INFORMATION PROVIDED:
════════════════════

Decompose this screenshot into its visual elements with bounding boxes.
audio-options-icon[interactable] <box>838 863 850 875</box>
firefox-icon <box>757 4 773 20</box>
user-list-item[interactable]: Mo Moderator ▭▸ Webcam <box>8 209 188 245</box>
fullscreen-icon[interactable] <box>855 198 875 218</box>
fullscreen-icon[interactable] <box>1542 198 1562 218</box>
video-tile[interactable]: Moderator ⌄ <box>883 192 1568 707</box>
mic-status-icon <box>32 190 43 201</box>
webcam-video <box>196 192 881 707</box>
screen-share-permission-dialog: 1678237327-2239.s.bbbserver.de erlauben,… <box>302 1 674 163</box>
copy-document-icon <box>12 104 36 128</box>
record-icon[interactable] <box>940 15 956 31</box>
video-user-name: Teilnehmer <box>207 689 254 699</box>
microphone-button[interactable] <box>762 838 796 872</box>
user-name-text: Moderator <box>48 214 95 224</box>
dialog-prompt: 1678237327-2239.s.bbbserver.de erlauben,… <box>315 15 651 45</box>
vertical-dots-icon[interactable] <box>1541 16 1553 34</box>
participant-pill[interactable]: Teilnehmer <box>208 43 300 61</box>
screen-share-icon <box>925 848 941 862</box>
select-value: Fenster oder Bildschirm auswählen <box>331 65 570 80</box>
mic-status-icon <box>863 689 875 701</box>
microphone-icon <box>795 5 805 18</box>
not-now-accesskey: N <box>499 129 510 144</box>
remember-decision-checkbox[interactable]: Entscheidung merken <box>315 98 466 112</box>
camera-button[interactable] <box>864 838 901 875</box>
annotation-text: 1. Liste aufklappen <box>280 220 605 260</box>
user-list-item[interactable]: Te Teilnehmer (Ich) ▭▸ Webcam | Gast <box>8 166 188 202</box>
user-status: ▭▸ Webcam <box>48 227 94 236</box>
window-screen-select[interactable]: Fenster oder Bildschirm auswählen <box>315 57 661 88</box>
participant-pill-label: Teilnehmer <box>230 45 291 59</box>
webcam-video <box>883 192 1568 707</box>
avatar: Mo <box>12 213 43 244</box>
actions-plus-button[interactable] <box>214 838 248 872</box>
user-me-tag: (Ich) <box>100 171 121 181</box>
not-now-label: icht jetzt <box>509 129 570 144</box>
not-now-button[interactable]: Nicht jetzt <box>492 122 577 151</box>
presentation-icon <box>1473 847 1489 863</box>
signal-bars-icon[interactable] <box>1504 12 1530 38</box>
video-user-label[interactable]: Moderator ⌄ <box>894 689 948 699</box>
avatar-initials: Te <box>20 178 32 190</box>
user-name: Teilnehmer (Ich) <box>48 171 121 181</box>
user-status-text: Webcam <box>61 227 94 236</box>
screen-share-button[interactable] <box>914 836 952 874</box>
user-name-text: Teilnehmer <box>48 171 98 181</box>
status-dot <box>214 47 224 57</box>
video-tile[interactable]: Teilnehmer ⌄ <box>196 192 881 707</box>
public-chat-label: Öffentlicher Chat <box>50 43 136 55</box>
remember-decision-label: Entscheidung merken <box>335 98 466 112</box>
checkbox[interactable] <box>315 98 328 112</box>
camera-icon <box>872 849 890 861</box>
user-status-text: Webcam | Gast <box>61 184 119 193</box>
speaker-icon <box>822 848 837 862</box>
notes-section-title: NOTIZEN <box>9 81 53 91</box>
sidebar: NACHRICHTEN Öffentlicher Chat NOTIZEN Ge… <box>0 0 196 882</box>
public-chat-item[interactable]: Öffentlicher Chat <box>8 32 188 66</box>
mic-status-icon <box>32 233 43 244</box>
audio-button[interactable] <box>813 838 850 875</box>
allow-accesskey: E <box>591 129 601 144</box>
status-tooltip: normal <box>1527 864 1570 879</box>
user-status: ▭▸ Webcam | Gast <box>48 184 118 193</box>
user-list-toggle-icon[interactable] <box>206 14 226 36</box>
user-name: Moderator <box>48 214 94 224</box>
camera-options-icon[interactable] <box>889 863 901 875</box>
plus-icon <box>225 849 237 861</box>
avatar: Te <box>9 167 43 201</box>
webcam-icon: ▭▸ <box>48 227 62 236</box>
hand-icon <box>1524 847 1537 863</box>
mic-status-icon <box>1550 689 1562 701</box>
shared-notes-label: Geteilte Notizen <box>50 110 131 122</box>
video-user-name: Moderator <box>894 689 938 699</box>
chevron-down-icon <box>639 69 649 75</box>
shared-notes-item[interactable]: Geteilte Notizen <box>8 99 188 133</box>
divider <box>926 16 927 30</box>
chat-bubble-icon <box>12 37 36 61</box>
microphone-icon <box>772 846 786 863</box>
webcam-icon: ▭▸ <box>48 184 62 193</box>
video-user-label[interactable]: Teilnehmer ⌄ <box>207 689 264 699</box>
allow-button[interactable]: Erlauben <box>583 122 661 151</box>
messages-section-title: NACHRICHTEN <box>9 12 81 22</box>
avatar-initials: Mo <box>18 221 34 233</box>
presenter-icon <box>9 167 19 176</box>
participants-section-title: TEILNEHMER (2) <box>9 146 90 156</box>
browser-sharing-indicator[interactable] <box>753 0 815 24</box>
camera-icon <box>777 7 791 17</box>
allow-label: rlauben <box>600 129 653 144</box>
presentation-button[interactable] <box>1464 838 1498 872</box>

════════════════════

EXERCISE DETAILS: Copy the listing above verbatim, from its first line down through the line containing "screen-share-icon <box>925 848 941 862</box>", with both ends included.

RESULT OF THE TASK:
Decompose this screenshot into its visual elements with bounding boxes.
audio-options-icon[interactable] <box>838 863 850 875</box>
firefox-icon <box>757 4 773 20</box>
user-list-item[interactable]: Mo Moderator ▭▸ Webcam <box>8 209 188 245</box>
fullscreen-icon[interactable] <box>855 198 875 218</box>
fullscreen-icon[interactable] <box>1542 198 1562 218</box>
video-tile[interactable]: Moderator ⌄ <box>883 192 1568 707</box>
mic-status-icon <box>32 190 43 201</box>
webcam-video <box>196 192 881 707</box>
screen-share-permission-dialog: 1678237327-2239.s.bbbserver.de erlauben,… <box>302 1 674 163</box>
copy-document-icon <box>12 104 36 128</box>
record-icon[interactable] <box>940 15 956 31</box>
video-user-name: Teilnehmer <box>207 689 254 699</box>
microphone-button[interactable] <box>762 838 796 872</box>
user-name-text: Moderator <box>48 214 95 224</box>
dialog-prompt: 1678237327-2239.s.bbbserver.de erlauben,… <box>315 15 651 45</box>
vertical-dots-icon[interactable] <box>1541 16 1553 34</box>
participant-pill[interactable]: Teilnehmer <box>208 43 300 61</box>
screen-share-icon <box>925 848 941 862</box>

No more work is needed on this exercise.